== TASK STATEMENT ==
From the listing below, count the lines where the string "time" occurs. Give the number, with no other words.

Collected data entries
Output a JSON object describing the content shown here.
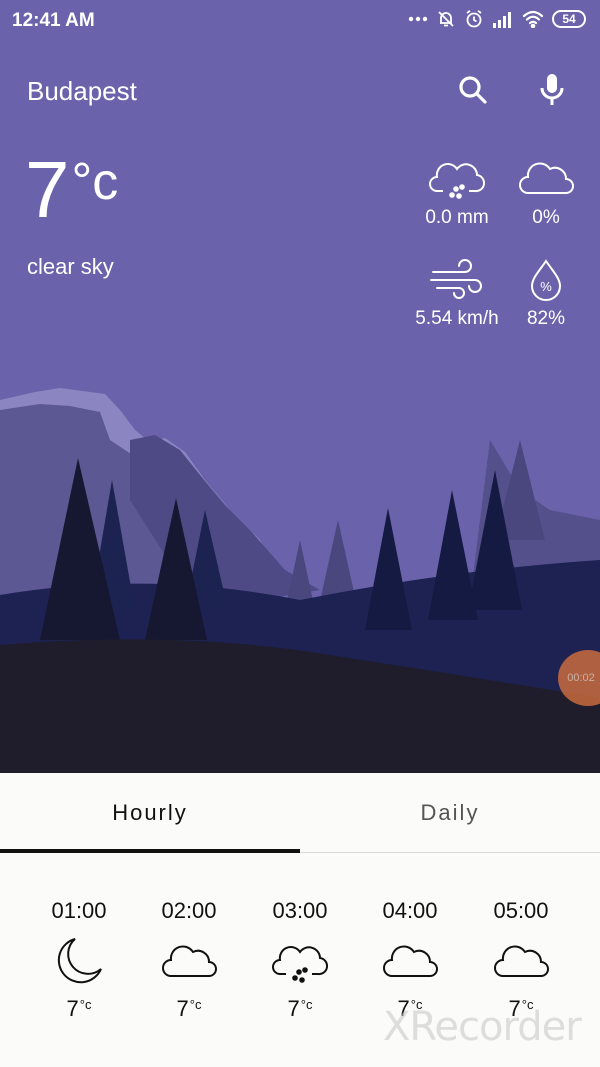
{
  "status_bar": {
    "time": "12:41 AM",
    "battery": "54"
  },
  "header": {
    "city": "Budapest"
  },
  "current": {
    "temperature": "7",
    "unit": "°c",
    "condition": "clear sky",
    "precipitation": "0.0 mm",
    "cloudiness": "0%",
    "wind": "5.54 km/h",
    "humidity": "82%"
  },
  "recording_badge": "00:02",
  "tabs": {
    "hourly": "Hourly",
    "daily": "Daily",
    "active": "Hourly"
  },
  "hourly": [
    {
      "time": "01:00",
      "icon": "moon-icon",
      "temp": "7",
      "unit": "°c"
    },
    {
      "time": "02:00",
      "icon": "cloud-icon",
      "temp": "7",
      "unit": "°c"
    },
    {
      "time": "03:00",
      "icon": "rain-cloud-icon",
      "temp": "7",
      "unit": "°c"
    },
    {
      "time": "04:00",
      "icon": "cloud-icon",
      "temp": "7",
      "unit": "°c"
    },
    {
      "time": "05:00",
      "icon": "cloud-icon",
      "temp": "7",
      "unit": "°c"
    }
  ],
  "watermark": "XRecorder",
  "colors": {
    "sky": "#6a63ab",
    "ground": "#1f1d2b",
    "tab_background": "#fbfcfa",
    "tab_indicator": "#111111"
  }
}
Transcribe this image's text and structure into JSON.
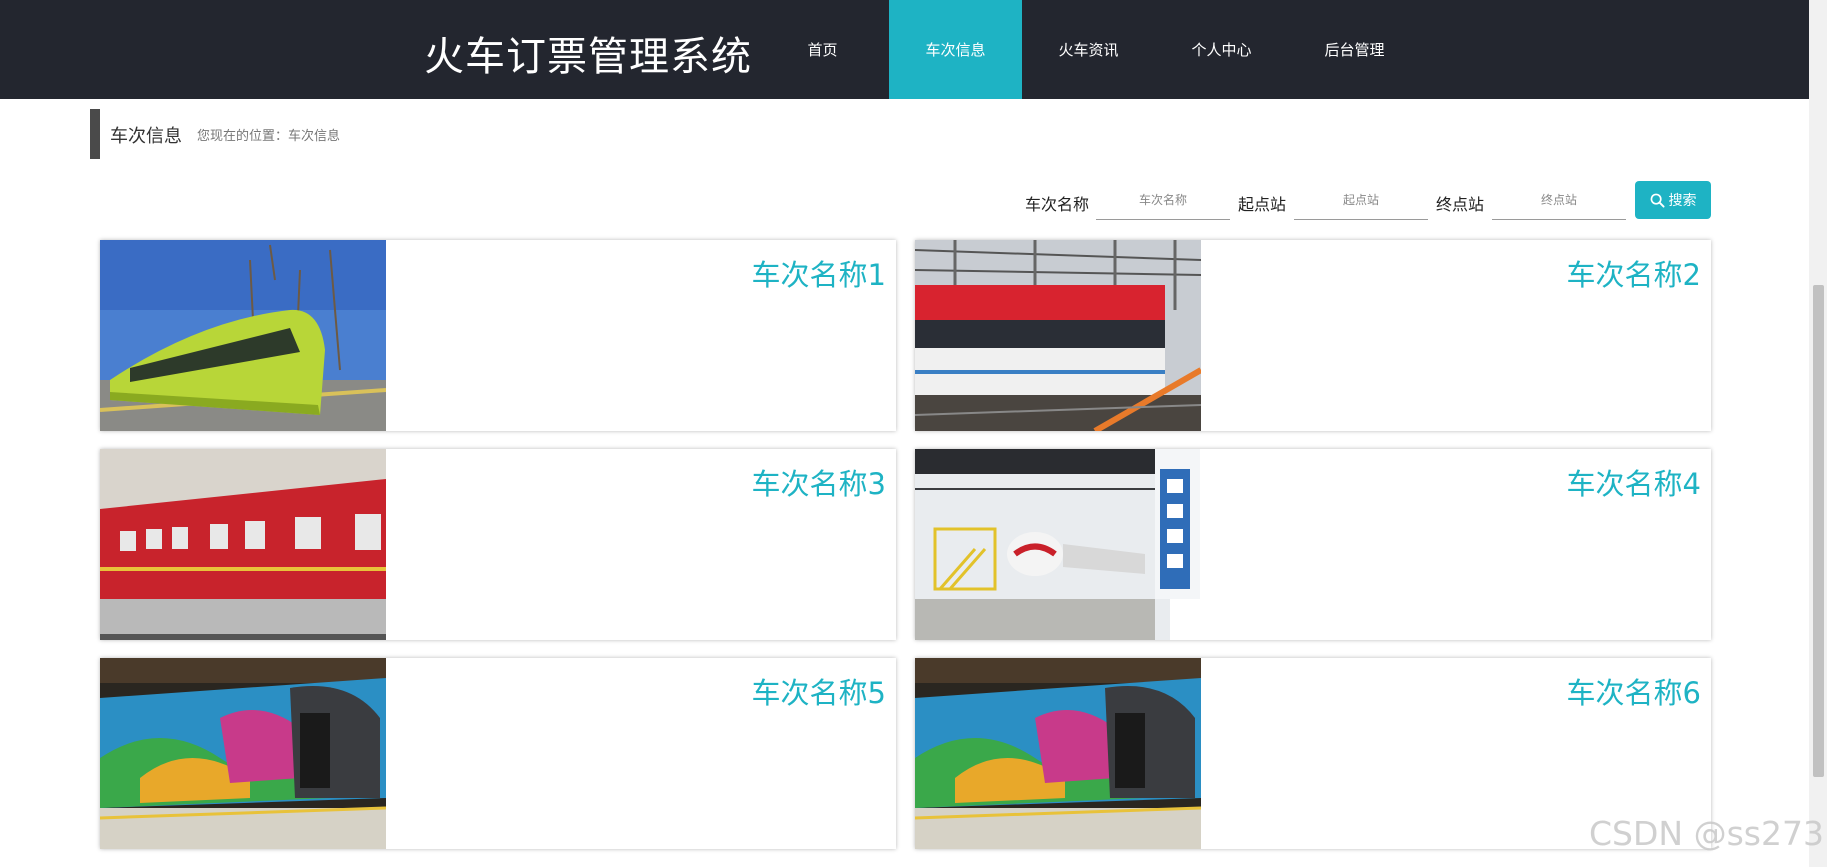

== TASK RESPONSE ==
6